───── DATA SHOWN ─────

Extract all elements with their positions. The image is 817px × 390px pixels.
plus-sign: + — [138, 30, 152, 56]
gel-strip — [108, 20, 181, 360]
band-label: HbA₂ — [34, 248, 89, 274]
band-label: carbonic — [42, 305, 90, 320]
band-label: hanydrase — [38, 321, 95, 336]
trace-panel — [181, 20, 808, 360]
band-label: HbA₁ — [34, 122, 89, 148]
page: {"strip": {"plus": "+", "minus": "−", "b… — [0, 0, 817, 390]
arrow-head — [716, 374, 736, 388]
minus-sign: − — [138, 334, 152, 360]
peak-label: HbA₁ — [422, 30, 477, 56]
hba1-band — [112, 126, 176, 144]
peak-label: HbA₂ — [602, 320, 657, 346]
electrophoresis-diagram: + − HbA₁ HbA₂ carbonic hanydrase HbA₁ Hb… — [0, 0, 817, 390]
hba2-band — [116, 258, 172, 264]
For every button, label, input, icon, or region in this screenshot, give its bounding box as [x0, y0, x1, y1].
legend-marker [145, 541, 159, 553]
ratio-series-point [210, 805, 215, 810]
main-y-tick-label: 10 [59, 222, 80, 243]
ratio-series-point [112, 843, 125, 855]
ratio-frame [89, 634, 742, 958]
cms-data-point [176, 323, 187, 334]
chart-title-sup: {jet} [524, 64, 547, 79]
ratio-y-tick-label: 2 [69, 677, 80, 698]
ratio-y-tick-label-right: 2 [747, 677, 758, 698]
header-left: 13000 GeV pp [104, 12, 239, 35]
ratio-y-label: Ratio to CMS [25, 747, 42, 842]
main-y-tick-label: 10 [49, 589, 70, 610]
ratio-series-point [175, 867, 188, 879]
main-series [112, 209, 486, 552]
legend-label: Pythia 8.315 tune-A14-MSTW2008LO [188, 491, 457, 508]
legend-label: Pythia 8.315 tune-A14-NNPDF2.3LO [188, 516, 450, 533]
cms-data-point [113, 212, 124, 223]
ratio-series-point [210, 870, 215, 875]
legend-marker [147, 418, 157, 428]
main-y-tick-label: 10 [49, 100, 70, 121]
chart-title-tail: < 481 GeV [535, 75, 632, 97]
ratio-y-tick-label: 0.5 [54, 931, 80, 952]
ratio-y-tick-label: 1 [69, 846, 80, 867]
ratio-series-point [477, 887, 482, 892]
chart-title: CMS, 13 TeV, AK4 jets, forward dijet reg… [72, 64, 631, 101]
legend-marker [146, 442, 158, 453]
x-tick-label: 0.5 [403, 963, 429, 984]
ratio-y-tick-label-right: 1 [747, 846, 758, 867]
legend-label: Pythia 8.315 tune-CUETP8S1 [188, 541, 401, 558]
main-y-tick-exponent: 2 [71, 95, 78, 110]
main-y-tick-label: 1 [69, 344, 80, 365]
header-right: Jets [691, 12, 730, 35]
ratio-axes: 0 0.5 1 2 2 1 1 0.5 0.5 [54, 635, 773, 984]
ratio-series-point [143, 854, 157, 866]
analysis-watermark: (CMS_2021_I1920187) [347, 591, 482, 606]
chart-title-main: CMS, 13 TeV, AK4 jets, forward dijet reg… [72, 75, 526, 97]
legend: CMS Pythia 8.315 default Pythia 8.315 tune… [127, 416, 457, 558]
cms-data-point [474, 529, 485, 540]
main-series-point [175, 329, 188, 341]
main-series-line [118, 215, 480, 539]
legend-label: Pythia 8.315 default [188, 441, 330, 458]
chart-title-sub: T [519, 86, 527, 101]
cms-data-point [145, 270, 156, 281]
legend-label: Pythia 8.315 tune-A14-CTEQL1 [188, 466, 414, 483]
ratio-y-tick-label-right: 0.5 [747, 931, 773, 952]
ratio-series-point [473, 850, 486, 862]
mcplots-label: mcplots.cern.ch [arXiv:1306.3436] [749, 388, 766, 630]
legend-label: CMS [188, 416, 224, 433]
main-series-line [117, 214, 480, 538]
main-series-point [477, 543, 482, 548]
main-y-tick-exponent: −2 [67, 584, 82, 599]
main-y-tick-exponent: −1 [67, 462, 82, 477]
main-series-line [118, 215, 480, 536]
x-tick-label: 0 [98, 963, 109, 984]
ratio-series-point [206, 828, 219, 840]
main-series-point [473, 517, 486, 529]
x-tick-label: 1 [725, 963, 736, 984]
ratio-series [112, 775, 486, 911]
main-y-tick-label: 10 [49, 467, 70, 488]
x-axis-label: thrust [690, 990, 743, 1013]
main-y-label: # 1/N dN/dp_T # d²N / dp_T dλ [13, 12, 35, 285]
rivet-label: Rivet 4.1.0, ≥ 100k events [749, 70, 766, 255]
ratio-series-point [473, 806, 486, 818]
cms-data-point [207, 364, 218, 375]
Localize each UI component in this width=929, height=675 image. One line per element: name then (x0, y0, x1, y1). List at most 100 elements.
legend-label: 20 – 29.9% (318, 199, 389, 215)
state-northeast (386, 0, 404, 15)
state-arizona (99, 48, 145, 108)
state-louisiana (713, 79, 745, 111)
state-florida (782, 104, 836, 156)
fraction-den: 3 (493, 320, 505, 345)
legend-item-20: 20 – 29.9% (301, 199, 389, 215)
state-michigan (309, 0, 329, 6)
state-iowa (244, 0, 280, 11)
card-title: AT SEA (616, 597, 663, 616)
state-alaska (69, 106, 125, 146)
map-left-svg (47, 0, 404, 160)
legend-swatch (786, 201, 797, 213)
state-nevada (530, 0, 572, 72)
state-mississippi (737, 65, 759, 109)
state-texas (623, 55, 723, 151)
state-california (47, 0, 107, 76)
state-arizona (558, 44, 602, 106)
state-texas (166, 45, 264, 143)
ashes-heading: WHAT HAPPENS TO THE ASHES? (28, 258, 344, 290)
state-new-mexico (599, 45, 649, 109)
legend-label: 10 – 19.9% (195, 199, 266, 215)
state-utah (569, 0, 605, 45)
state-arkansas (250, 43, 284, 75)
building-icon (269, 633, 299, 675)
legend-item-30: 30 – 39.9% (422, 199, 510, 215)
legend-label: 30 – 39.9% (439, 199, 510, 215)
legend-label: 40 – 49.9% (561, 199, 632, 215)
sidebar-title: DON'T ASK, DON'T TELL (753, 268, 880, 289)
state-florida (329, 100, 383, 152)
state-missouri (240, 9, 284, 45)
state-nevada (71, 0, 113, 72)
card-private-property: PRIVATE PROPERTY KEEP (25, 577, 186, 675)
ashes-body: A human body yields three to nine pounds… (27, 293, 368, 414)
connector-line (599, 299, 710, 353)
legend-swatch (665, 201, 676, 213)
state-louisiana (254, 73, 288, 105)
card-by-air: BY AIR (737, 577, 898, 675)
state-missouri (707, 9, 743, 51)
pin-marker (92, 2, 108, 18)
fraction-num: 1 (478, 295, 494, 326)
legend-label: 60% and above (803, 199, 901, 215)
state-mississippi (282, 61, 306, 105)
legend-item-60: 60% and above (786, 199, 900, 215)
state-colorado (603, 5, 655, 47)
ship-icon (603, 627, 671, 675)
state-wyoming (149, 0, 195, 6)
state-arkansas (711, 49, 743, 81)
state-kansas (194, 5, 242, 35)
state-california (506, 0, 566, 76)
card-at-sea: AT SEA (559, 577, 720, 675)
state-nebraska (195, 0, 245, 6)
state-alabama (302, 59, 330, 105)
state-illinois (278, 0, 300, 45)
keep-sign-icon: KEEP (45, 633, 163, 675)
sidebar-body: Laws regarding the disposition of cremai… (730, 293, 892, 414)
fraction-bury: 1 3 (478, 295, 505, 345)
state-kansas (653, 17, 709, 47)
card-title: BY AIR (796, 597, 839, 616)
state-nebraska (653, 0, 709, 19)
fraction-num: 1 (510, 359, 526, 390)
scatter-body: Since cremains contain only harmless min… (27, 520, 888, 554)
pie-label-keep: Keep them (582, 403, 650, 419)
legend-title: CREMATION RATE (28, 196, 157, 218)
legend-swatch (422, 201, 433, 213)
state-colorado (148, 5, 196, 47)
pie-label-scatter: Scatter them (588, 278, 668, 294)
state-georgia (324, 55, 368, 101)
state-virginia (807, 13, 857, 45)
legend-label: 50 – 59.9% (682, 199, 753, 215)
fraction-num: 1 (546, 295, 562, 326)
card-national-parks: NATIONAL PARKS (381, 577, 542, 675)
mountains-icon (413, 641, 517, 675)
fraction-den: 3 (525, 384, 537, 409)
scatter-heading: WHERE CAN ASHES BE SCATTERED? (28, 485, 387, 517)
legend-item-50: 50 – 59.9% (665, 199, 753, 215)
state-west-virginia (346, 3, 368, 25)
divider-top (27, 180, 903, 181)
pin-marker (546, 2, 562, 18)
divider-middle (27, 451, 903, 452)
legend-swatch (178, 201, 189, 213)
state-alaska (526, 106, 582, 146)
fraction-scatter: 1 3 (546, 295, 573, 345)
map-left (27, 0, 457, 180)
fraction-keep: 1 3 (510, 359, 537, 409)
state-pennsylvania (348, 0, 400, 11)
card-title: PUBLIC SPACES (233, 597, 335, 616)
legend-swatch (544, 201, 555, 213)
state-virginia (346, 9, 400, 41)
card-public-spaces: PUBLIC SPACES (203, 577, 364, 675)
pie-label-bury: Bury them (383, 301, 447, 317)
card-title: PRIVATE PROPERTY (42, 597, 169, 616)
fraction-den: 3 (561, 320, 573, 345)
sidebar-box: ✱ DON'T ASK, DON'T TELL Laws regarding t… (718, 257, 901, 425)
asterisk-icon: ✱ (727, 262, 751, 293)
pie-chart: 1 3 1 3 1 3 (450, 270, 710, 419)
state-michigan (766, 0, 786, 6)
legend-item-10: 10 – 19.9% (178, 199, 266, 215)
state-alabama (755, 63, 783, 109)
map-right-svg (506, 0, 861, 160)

─────

**PROBLEM TO SOLVE:**
Revise the entries from the first one through the line containing "cms-data-point [113, 212, 124, 223]", replacing "band-label" with "band-tag" wherever it occurs and leaving everything else as it is.

**RESPONSE TO THIS EXERCISE:**
Extract all elements with their positions. The image is 817px × 390px pixels.
plus-sign: + — [138, 30, 152, 56]
gel-strip — [108, 20, 181, 360]
band-tag: HbA₂ — [34, 248, 89, 274]
band-tag: carbonic — [42, 305, 90, 320]
band-tag: hanydrase — [38, 321, 95, 336]
trace-panel — [181, 20, 808, 360]
band-tag: HbA₁ — [34, 122, 89, 148]
page: {"strip": {"plus": "+", "minus": "−", "b… — [0, 0, 817, 390]
arrow-head — [716, 374, 736, 388]
minus-sign: − — [138, 334, 152, 360]
peak-label: HbA₁ — [422, 30, 477, 56]
hba1-band — [112, 126, 176, 144]
peak-label: HbA₂ — [602, 320, 657, 346]
electrophoresis-diagram: + − HbA₁ HbA₂ carbonic hanydrase HbA₁ Hb… — [0, 0, 817, 390]
hba2-band — [116, 258, 172, 264]
For every button, label, input, icon, or region in this screenshot, give its bounding box as [x0, y0, x1, y1].
legend-marker [145, 541, 159, 553]
ratio-series-point [210, 805, 215, 810]
main-y-tick-label: 10 [59, 222, 80, 243]
ratio-series-point [112, 843, 125, 855]
ratio-frame [89, 634, 742, 958]
cms-data-point [176, 323, 187, 334]
chart-title-sup: {jet} [524, 64, 547, 79]
ratio-y-tick-label: 2 [69, 677, 80, 698]
ratio-y-tick-label-right: 2 [747, 677, 758, 698]
header-left: 13000 GeV pp [104, 12, 239, 35]
ratio-y-label: Ratio to CMS [25, 747, 42, 842]
main-y-tick-label: 10 [49, 589, 70, 610]
ratio-series-point [175, 867, 188, 879]
main-series [112, 209, 486, 552]
legend-label: Pythia 8.315 tune-A14-MSTW2008LO [188, 491, 457, 508]
legend-label: Pythia 8.315 tune-A14-NNPDF2.3LO [188, 516, 450, 533]
cms-data-point [113, 212, 124, 223]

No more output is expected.